(Figure content listings)
##########

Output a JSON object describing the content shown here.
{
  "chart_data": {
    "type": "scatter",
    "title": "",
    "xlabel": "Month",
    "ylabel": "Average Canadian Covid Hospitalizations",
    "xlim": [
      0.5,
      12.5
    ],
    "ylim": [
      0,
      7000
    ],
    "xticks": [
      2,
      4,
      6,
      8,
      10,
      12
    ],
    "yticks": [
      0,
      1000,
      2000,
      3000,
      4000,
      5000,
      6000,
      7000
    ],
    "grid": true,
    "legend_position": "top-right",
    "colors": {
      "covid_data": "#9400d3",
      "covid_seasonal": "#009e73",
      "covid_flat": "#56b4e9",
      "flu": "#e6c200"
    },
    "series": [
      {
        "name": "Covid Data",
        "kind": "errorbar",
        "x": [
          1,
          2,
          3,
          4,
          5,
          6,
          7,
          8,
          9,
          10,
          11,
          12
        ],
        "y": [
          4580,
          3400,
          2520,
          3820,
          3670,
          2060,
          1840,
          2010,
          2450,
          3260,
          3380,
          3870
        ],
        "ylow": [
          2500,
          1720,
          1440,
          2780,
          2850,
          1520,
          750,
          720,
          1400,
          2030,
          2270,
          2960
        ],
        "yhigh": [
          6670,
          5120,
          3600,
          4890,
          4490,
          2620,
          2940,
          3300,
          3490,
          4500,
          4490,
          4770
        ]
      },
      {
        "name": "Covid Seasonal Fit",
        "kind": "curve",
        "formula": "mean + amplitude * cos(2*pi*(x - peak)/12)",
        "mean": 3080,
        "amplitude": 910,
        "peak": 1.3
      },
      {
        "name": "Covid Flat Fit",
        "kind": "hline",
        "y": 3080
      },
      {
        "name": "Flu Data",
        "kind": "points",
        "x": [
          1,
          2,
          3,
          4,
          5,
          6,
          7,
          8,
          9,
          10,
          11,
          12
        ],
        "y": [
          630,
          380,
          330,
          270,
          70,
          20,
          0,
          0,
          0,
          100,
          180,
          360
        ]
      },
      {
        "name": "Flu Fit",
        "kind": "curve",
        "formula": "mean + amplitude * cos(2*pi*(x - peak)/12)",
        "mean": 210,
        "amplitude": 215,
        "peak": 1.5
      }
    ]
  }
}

##########

REQUIREMENT
Print every entry exactly as written.

EXERCISE RESPONSE
Output a JSON object describing the content shown here.
{
  "chart_data": {
    "type": "scatter",
    "title": "",
    "xlabel": "Month",
    "ylabel": "Average Canadian Covid Hospitalizations",
    "xlim": [
      0.5,
      12.5
    ],
    "ylim": [
      0,
      7000
    ],
    "xticks": [
      2,
      4,
      6,
      8,
      10,
      12
    ],
    "yticks": [
      0,
      1000,
      2000,
      3000,
      4000,
      5000,
      6000,
      7000
    ],
    "grid": true,
    "legend_position": "top-right",
    "colors": {
      "covid_data": "#9400d3",
      "covid_seasonal": "#009e73",
      "covid_flat": "#56b4e9",
      "flu": "#e6c200"
    },
    "series": [
      {
        "name": "Covid Data",
        "kind": "errorbar",
        "x": [
          1,
          2,
          3,
          4,
          5,
          6,
          7,
          8,
          9,
          10,
          11,
          12
        ],
        "y": [
          4580,
          3400,
          2520,
          3820,
          3670,
          2060,
          1840,
          2010,
          2450,
          3260,
          3380,
          3870
        ],
        "ylow": [
          2500,
          1720,
          1440,
          2780,
          2850,
          1520,
          750,
          720,
          1400,
          2030,
          2270,
          2960
        ],
        "yhigh": [
          6670,
          5120,
          3600,
          4890,
          4490,
          2620,
          2940,
          3300,
          3490,
          4500,
          4490,
          4770
        ]
      },
      {
        "name": "Covid Seasonal Fit",
        "kind": "curve",
        "formula": "mean + amplitude * cos(2*pi*(x - peak)/12)",
        "mean": 3080,
        "amplitude": 910,
        "peak": 1.3
      },
      {
        "name": "Covid Flat Fit",
        "kind": "hline",
        "y": 3080
      },
      {
        "name": "Flu Data",
        "kind": "points",
        "x": [
          1,
          2,
          3,
          4,
          5,
          6,
          7,
          8,
          9,
          10,
          11,
          12
        ],
        "y": [
          630,
          380,
          330,
          270,
          70,
          20,
          0,
          0,
          0,
          100,
          180,
          360
        ]
      },
      {
        "name": "Flu Fit",
        "kind": "curve",
        "formula": "mean + amplitude * cos(2*pi*(x - peak)/12)",
        "mean": 210,
        "amplitude": 215,
        "peak": 1.5
      }
    ]
  }
}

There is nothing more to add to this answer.